> [Your task]:
Find every line in the records below that contains the word "title", and copy each such line.

(Figure collection entries)
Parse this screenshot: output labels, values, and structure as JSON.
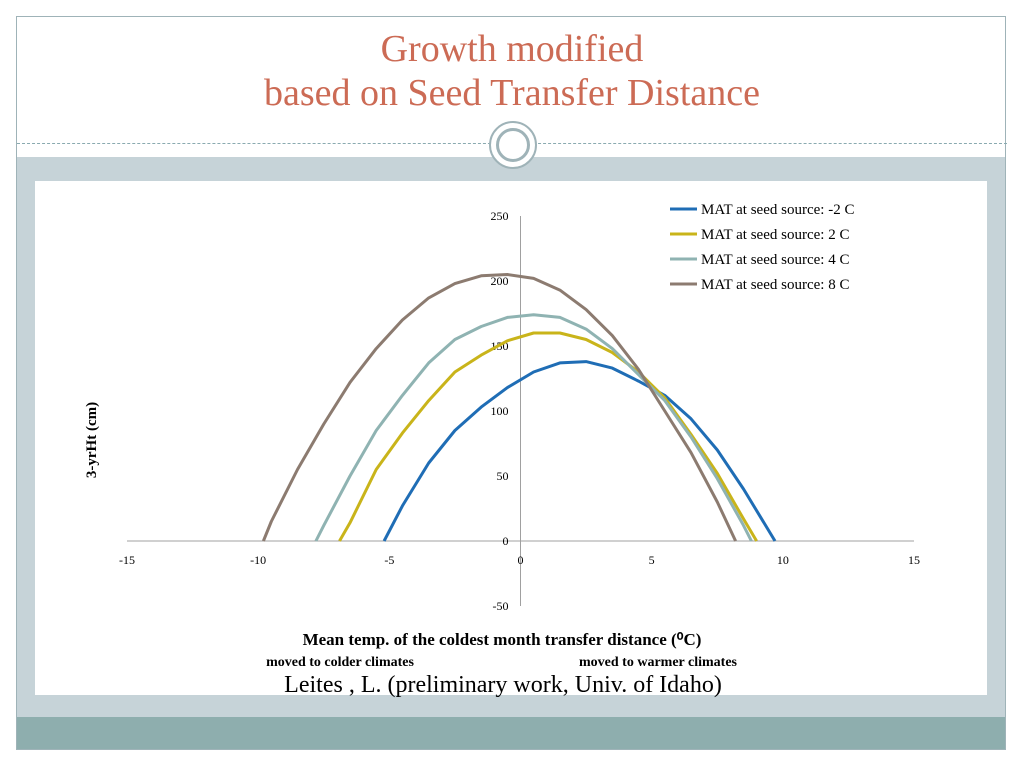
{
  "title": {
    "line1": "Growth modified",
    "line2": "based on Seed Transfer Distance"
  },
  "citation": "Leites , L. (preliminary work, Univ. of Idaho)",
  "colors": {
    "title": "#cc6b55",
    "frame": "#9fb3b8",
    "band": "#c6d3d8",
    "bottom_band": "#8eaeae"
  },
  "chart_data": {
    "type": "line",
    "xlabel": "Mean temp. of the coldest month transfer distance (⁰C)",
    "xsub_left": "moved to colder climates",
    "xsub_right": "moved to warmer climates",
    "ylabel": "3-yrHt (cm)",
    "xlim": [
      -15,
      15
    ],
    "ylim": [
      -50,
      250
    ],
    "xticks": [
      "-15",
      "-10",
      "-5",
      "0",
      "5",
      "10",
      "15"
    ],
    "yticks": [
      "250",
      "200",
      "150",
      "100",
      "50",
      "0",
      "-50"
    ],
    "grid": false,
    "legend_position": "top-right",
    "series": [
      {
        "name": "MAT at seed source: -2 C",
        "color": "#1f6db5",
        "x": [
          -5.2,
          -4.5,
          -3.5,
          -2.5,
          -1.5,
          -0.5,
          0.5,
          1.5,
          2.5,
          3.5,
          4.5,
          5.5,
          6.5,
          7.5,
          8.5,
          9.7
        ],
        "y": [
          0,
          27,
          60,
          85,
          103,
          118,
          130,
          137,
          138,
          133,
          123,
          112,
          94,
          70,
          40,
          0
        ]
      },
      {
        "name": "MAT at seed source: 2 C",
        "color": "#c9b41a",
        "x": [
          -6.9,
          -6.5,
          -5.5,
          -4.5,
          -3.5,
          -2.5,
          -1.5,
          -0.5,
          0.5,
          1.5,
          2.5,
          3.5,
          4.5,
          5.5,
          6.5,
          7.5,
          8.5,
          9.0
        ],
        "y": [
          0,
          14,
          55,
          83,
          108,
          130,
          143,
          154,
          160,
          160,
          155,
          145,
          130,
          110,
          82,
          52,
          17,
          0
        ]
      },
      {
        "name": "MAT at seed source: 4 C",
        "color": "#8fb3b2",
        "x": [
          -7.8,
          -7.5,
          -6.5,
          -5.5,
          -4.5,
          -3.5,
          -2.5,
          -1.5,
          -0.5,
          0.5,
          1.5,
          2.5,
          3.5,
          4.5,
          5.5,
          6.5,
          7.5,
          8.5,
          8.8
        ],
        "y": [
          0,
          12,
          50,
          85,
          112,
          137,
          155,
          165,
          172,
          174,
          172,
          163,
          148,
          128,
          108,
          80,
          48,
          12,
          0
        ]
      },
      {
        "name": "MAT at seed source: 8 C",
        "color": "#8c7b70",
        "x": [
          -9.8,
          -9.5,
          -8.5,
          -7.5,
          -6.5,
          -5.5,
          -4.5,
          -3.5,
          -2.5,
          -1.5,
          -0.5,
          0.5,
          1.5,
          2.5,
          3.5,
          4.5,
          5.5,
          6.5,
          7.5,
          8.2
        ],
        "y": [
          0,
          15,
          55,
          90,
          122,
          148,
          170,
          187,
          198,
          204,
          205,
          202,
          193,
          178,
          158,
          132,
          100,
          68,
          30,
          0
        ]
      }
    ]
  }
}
--
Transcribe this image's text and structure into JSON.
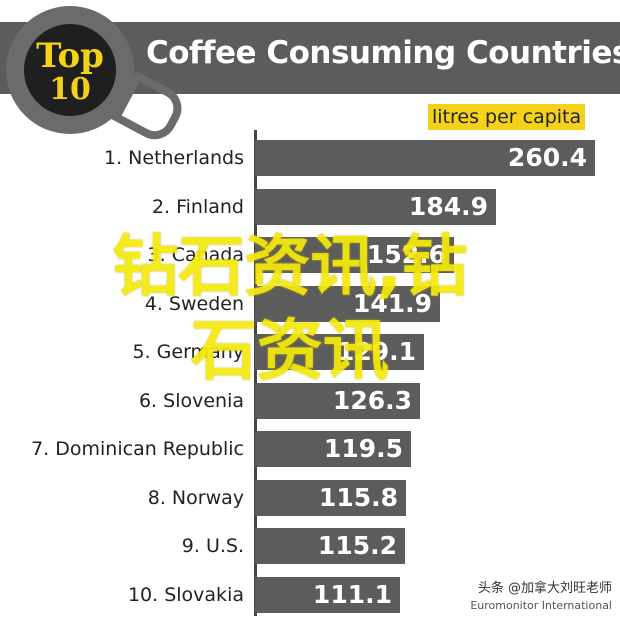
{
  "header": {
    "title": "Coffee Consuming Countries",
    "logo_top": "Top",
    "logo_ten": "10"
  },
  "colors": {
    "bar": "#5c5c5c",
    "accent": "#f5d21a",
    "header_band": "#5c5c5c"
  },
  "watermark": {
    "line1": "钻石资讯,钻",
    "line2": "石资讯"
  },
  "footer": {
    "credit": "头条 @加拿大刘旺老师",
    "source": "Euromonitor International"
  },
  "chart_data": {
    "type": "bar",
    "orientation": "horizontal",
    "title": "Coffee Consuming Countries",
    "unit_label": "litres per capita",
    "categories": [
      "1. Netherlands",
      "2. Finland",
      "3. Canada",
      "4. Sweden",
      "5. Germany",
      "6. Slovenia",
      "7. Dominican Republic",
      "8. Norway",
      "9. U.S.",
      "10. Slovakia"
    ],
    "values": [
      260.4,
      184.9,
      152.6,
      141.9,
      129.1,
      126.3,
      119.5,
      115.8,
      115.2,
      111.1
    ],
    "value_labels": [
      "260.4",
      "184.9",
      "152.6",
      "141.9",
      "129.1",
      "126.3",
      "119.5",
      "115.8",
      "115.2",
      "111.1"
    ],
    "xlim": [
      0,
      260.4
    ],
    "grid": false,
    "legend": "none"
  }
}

> [Full response]:
  "title": {
    "title": "#cc6b55",
    "title": "Coffee Consuming Countries",
    "title": "Coffee Consuming Countries",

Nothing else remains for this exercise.